- [Problem description]:
Below are some records; work out how many of their lines contain "必须使用" and give the number only.

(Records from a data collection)

* * * * * * *

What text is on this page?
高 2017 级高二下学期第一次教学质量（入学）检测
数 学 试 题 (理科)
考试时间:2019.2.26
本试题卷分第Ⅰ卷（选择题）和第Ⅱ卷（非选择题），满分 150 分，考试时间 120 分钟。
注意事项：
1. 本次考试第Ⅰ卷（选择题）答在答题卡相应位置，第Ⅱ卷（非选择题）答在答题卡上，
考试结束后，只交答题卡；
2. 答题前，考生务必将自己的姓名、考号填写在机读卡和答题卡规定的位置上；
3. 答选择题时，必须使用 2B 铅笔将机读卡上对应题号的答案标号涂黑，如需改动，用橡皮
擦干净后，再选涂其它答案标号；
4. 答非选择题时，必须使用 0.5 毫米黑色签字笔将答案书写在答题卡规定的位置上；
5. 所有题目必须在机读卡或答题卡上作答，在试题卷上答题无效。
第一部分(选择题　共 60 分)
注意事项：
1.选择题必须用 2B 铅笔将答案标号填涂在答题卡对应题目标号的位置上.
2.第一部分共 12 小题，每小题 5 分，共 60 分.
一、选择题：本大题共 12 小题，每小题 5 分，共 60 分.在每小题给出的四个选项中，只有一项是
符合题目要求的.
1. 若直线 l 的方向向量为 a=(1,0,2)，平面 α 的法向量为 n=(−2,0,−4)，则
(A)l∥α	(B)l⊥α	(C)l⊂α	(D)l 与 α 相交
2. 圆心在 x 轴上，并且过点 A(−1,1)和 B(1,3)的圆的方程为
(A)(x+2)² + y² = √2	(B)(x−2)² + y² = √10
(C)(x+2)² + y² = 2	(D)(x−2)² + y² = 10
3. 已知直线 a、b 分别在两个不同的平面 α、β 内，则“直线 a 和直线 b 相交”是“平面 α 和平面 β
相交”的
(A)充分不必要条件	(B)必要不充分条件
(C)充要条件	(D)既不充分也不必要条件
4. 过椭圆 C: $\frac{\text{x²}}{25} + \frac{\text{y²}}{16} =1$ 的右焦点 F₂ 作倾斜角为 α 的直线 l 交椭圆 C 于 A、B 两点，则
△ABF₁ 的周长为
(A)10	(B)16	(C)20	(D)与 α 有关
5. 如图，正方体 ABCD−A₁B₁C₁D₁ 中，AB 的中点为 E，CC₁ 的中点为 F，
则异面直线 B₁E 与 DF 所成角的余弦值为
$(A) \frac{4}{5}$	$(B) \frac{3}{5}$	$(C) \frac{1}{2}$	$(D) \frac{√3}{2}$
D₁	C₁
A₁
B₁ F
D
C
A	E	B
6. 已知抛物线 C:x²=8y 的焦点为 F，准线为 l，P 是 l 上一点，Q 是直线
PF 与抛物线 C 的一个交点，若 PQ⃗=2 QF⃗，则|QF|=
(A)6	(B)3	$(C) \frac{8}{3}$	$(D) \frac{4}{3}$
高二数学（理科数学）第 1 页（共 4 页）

* * * * * * *

- [Answer for the task]:
2